-- start of Data for processing --
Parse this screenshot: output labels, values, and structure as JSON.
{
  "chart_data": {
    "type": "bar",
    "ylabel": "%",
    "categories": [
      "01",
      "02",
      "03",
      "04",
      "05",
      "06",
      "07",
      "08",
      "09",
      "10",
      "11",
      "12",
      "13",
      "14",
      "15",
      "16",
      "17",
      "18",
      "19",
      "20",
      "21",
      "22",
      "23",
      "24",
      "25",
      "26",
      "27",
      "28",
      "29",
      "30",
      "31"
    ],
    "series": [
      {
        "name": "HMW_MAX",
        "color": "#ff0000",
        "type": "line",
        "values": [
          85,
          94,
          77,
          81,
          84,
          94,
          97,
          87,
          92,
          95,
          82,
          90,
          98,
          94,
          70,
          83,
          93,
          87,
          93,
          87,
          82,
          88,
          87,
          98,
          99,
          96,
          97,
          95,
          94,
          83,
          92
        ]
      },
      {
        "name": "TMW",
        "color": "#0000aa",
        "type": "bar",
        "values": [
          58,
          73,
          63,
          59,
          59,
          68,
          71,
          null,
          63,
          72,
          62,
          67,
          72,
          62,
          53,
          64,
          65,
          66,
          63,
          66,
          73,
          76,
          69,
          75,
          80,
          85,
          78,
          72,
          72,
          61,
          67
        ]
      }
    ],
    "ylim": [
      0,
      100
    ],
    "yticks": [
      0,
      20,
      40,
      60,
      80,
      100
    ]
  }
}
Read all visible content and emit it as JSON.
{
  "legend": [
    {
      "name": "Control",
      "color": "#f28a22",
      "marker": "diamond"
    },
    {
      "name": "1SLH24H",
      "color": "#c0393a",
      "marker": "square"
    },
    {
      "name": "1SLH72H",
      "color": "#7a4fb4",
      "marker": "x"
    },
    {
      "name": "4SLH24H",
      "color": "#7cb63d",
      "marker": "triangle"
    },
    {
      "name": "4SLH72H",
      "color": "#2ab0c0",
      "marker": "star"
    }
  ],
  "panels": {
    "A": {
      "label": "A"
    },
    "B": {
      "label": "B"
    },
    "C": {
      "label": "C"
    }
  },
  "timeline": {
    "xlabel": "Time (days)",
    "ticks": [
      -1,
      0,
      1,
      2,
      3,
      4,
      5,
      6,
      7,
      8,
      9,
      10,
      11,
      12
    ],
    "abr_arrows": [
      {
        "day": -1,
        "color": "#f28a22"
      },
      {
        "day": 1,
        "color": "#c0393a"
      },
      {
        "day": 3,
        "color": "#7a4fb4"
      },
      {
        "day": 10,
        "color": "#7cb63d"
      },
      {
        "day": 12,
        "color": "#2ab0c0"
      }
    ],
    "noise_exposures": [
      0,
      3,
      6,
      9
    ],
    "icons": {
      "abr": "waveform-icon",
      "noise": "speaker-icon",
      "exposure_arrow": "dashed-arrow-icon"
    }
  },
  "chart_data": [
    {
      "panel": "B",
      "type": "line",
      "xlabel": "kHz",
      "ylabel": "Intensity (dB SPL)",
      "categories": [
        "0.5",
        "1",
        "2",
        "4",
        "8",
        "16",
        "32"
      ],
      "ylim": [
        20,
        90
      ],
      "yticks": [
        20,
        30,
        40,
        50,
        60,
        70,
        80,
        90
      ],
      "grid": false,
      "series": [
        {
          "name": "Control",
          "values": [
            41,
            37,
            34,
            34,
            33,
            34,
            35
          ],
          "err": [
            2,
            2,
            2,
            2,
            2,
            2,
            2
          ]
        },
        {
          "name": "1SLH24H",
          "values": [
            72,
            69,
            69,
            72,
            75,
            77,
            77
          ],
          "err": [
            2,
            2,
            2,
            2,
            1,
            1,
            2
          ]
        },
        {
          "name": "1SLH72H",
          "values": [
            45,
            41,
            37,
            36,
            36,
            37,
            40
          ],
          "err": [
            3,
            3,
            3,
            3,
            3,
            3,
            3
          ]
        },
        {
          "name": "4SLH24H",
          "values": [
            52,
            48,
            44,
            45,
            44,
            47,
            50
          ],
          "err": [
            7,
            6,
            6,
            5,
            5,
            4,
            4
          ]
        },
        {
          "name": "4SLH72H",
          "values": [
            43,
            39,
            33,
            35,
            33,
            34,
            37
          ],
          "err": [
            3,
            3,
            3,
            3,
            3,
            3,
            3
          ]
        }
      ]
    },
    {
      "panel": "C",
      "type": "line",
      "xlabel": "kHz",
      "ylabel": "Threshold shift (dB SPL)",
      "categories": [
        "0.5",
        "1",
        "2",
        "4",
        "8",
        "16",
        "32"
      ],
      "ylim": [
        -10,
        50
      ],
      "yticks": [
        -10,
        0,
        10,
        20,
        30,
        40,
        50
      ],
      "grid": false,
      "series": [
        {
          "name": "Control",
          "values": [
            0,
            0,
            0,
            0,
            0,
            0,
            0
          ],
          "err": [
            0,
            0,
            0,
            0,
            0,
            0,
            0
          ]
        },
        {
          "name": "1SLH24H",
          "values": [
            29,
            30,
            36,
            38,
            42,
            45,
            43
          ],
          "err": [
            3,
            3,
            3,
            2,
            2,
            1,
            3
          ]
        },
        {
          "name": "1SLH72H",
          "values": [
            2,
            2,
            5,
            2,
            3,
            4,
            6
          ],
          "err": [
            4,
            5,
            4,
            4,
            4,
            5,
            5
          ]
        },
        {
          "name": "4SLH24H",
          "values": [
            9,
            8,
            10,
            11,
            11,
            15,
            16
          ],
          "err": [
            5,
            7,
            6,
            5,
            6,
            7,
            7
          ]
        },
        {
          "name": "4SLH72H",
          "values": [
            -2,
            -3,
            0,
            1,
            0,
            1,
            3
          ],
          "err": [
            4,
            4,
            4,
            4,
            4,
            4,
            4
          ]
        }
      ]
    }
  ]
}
-- end of Data for processing --
Print the whole listing again, exactly.

Parse this screenshot: output labels, values, and structure as JSON.
{
  "chart_data": {
    "type": "bar",
    "ylabel": "%",
    "categories": [
      "01",
      "02",
      "03",
      "04",
      "05",
      "06",
      "07",
      "08",
      "09",
      "10",
      "11",
      "12",
      "13",
      "14",
      "15",
      "16",
      "17",
      "18",
      "19",
      "20",
      "21",
      "22",
      "23",
      "24",
      "25",
      "26",
      "27",
      "28",
      "29",
      "30",
      "31"
    ],
    "series": [
      {
        "name": "HMW_MAX",
        "color": "#ff0000",
        "type": "line",
        "values": [
          85,
          94,
          77,
          81,
          84,
          94,
          97,
          87,
          92,
          95,
          82,
          90,
          98,
          94,
          70,
          83,
          93,
          87,
          93,
          87,
          82,
          88,
          87,
          98,
          99,
          96,
          97,
          95,
          94,
          83,
          92
        ]
      },
      {
        "name": "TMW",
        "color": "#0000aa",
        "type": "bar",
        "values": [
          58,
          73,
          63,
          59,
          59,
          68,
          71,
          null,
          63,
          72,
          62,
          67,
          72,
          62,
          53,
          64,
          65,
          66,
          63,
          66,
          73,
          76,
          69,
          75,
          80,
          85,
          78,
          72,
          72,
          61,
          67
        ]
      }
    ],
    "ylim": [
      0,
      100
    ],
    "yticks": [
      0,
      20,
      40,
      60,
      80,
      100
    ]
  }
}
Read all visible content and emit it as JSON.
{
  "legend": [
    {
      "name": "Control",
      "color": "#f28a22",
      "marker": "diamond"
    },
    {
      "name": "1SLH24H",
      "color": "#c0393a",
      "marker": "square"
    },
    {
      "name": "1SLH72H",
      "color": "#7a4fb4",
      "marker": "x"
    },
    {
      "name": "4SLH24H",
      "color": "#7cb63d",
      "marker": "triangle"
    },
    {
      "name": "4SLH72H",
      "color": "#2ab0c0",
      "marker": "star"
    }
  ],
  "panels": {
    "A": {
      "label": "A"
    },
    "B": {
      "label": "B"
    },
    "C": {
      "label": "C"
    }
  },
  "timeline": {
    "xlabel": "Time (days)",
    "ticks": [
      -1,
      0,
      1,
      2,
      3,
      4,
      5,
      6,
      7,
      8,
      9,
      10,
      11,
      12
    ],
    "abr_arrows": [
      {
        "day": -1,
        "color": "#f28a22"
      },
      {
        "day": 1,
        "color": "#c0393a"
      },
      {
        "day": 3,
        "color": "#7a4fb4"
      },
      {
        "day": 10,
        "color": "#7cb63d"
      },
      {
        "day": 12,
        "color": "#2ab0c0"
      }
    ],
    "noise_exposures": [
      0,
      3,
      6,
      9
    ],
    "icons": {
      "abr": "waveform-icon",
      "noise": "speaker-icon",
      "exposure_arrow": "dashed-arrow-icon"
    }
  },
  "chart_data": [
    {
      "panel": "B",
      "type": "line",
      "xlabel": "kHz",
      "ylabel": "Intensity (dB SPL)",
      "categories": [
        "0.5",
        "1",
        "2",
        "4",
        "8",
        "16",
        "32"
      ],
      "ylim": [
        20,
        90
      ],
      "yticks": [
        20,
        30,
        40,
        50,
        60,
        70,
        80,
        90
      ],
      "grid": false,
      "series": [
        {
          "name": "Control",
          "values": [
            41,
            37,
            34,
            34,
            33,
            34,
            35
          ],
          "err": [
            2,
            2,
            2,
            2,
            2,
            2,
            2
          ]
        },
        {
          "name": "1SLH24H",
          "values": [
            72,
            69,
            69,
            72,
            75,
            77,
            77
          ],
          "err": [
            2,
            2,
            2,
            2,
            1,
            1,
            2
          ]
        },
        {
          "name": "1SLH72H",
          "values": [
            45,
            41,
            37,
            36,
            36,
            37,
            40
          ],
          "err": [
            3,
            3,
            3,
            3,
            3,
            3,
            3
          ]
        },
        {
          "name": "4SLH24H",
          "values": [
            52,
            48,
            44,
            45,
            44,
            47,
            50
          ],
          "err": [
            7,
            6,
            6,
            5,
            5,
            4,
            4
          ]
        },
        {
          "name": "4SLH72H",
          "values": [
            43,
            39,
            33,
            35,
            33,
            34,
            37
          ],
          "err": [
            3,
            3,
            3,
            3,
            3,
            3,
            3
          ]
        }
      ]
    },
    {
      "panel": "C",
      "type": "line",
      "xlabel": "kHz",
      "ylabel": "Threshold shift (dB SPL)",
      "categories": [
        "0.5",
        "1",
        "2",
        "4",
        "8",
        "16",
        "32"
      ],
      "ylim": [
        -10,
        50
      ],
      "yticks": [
        -10,
        0,
        10,
        20,
        30,
        40,
        50
      ],
      "grid": false,
      "series": [
        {
          "name": "Control",
          "values": [
            0,
            0,
            0,
            0,
            0,
            0,
            0
          ],
          "err": [
            0,
            0,
            0,
            0,
            0,
            0,
            0
          ]
        },
        {
          "name": "1SLH24H",
          "values": [
            29,
            30,
            36,
            38,
            42,
            45,
            43
          ],
          "err": [
            3,
            3,
            3,
            2,
            2,
            1,
            3
          ]
        },
        {
          "name": "1SLH72H",
          "values": [
            2,
            2,
            5,
            2,
            3,
            4,
            6
          ],
          "err": [
            4,
            5,
            4,
            4,
            4,
            5,
            5
          ]
        },
        {
          "name": "4SLH24H",
          "values": [
            9,
            8,
            10,
            11,
            11,
            15,
            16
          ],
          "err": [
            5,
            7,
            6,
            5,
            6,
            7,
            7
          ]
        },
        {
          "name": "4SLH72H",
          "values": [
            -2,
            -3,
            0,
            1,
            0,
            1,
            3
          ],
          "err": [
            4,
            4,
            4,
            4,
            4,
            4,
            4
          ]
        }
      ]
    }
  ]
}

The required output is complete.